→ What you will do
In your copy, include every line of the listing below exactly but none of the pictures.

→ Records shown
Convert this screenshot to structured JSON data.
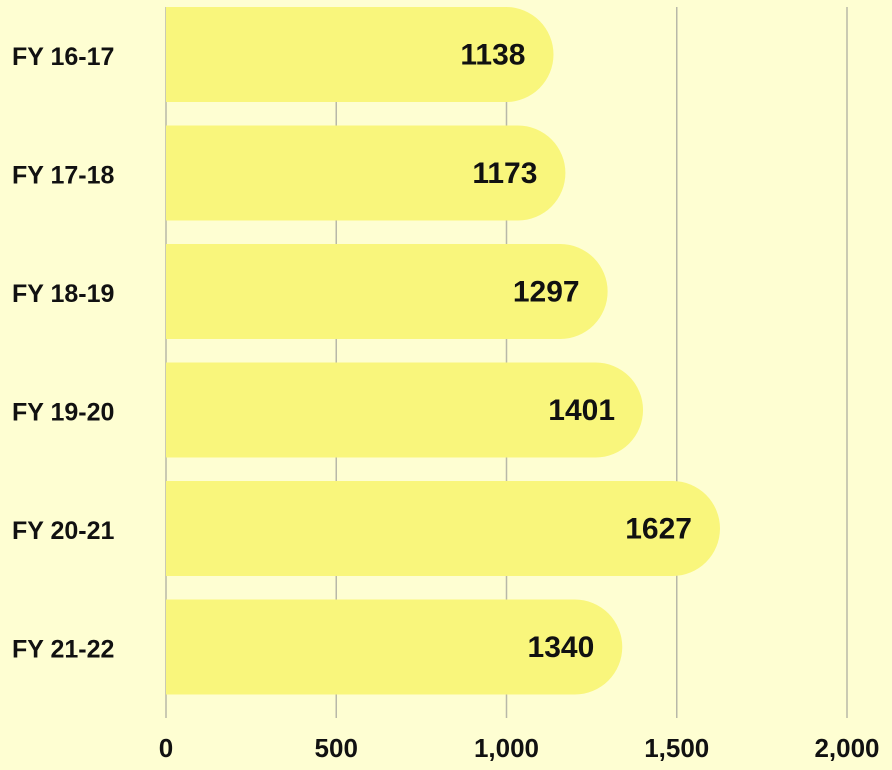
{
  "chart_data": {
    "type": "bar",
    "orientation": "horizontal",
    "categories": [
      "FY 16-17",
      "FY 17-18",
      "FY 18-19",
      "FY 19-20",
      "FY 20-21",
      "FY 21-22"
    ],
    "values": [
      1138,
      1173,
      1297,
      1401,
      1627,
      1340
    ],
    "color": "#f9f67c",
    "xlim": [
      0,
      2000
    ],
    "xticks": [
      0,
      500,
      {
        "value": 1000,
        "label": "1,000"
      },
      {
        "value": 1500,
        "label": "1,500"
      },
      {
        "value": 2000,
        "label": "2,000"
      }
    ],
    "grid": true
  }
}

→ Solution
Convert this screenshot to structured JSON data.
{
  "chart_data": {
    "type": "bar",
    "orientation": "horizontal",
    "categories": [
      "FY 16-17",
      "FY 17-18",
      "FY 18-19",
      "FY 19-20",
      "FY 20-21",
      "FY 21-22"
    ],
    "values": [
      1138,
      1173,
      1297,
      1401,
      1627,
      1340
    ],
    "color": "#f9f67c",
    "xlim": [
      0,
      2000
    ],
    "xticks": [
      0,
      500,
      {
        "value": 1000,
        "label": "1,000"
      },
      {
        "value": 1500,
        "label": "1,500"
      },
      {
        "value": 2000,
        "label": "2,000"
      }
    ],
    "grid": true
  }
}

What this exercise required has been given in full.